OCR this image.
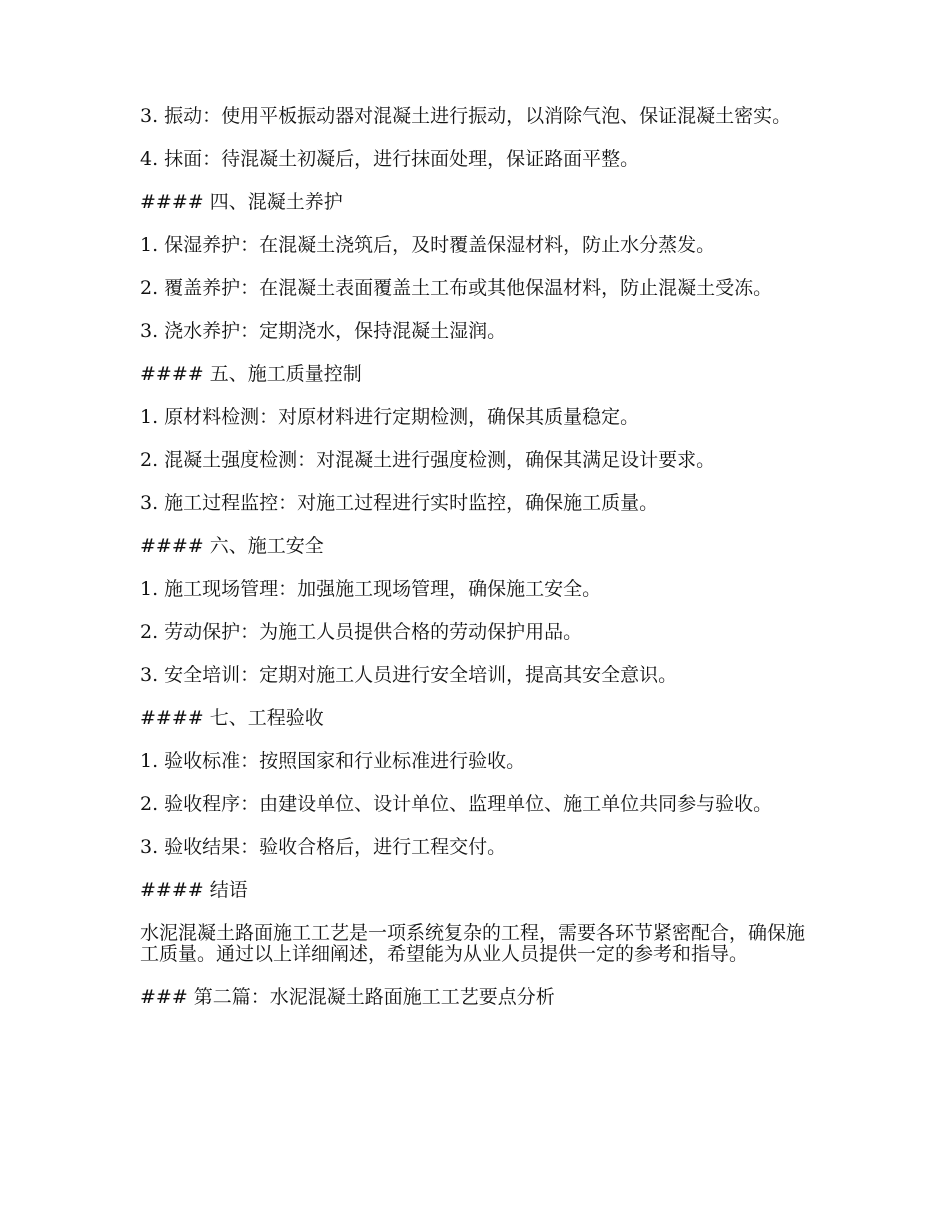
3. 振动：使用平板振动器对混凝土进行振动，以消除气泡、保证混凝土密实。

4. 抹面：待混凝土初凝后，进行抹面处理，保证路面平整。

#### 四、混凝土养护

1. 保湿养护：在混凝土浇筑后，及时覆盖保湿材料，防止水分蒸发。

2. 覆盖养护：在混凝土表面覆盖土工布或其他保温材料，防止混凝土受冻。

3. 浇水养护：定期浇水，保持混凝土湿润。

#### 五、施工质量控制

1. 原材料检测：对原材料进行定期检测，确保其质量稳定。

2. 混凝土强度检测：对混凝土进行强度检测，确保其满足设计要求。

3. 施工过程监控：对施工过程进行实时监控，确保施工质量。

#### 六、施工安全

1. 施工现场管理：加强施工现场管理，确保施工安全。

2. 劳动保护：为施工人员提供合格的劳动保护用品。

3. 安全培训：定期对施工人员进行安全培训，提高其安全意识。

#### 七、工程验收

1. 验收标准：按照国家和行业标准进行验收。

2. 验收程序：由建设单位、设计单位、监理单位、施工单位共同参与验收。

3. 验收结果：验收合格后，进行工程交付。

#### 结语

水泥混凝土路面施工工艺是一项系统复杂的工程，需要各环节紧密配合，确保施工质量。通过以上详细阐述，希望能为从业人员提供一定的参考和指导。

### 第二篇：水泥混凝土路面施工工艺要点分析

------------------------------------

What you should do
Repeat all of the records verbatim, leaving out the pictures.

Solution for this exercise
OCR this image.
3. 振动：使用平板振动器对混凝土进行振动，以消除气泡、保证混凝土密实。

4. 抹面：待混凝土初凝后，进行抹面处理，保证路面平整。

#### 四、混凝土养护

1. 保湿养护：在混凝土浇筑后，及时覆盖保湿材料，防止水分蒸发。

2. 覆盖养护：在混凝土表面覆盖土工布或其他保温材料，防止混凝土受冻。

3. 浇水养护：定期浇水，保持混凝土湿润。

#### 五、施工质量控制

1. 原材料检测：对原材料进行定期检测，确保其质量稳定。

2. 混凝土强度检测：对混凝土进行强度检测，确保其满足设计要求。

3. 施工过程监控：对施工过程进行实时监控，确保施工质量。

#### 六、施工安全

1. 施工现场管理：加强施工现场管理，确保施工安全。

2. 劳动保护：为施工人员提供合格的劳动保护用品。

3. 安全培训：定期对施工人员进行安全培训，提高其安全意识。

#### 七、工程验收

1. 验收标准：按照国家和行业标准进行验收。

2. 验收程序：由建设单位、设计单位、监理单位、施工单位共同参与验收。

3. 验收结果：验收合格后，进行工程交付。

#### 结语

水泥混凝土路面施工工艺是一项系统复杂的工程，需要各环节紧密配合，确保施工质量。通过以上详细阐述，希望能为从业人员提供一定的参考和指导。

### 第二篇：水泥混凝土路面施工工艺要点分析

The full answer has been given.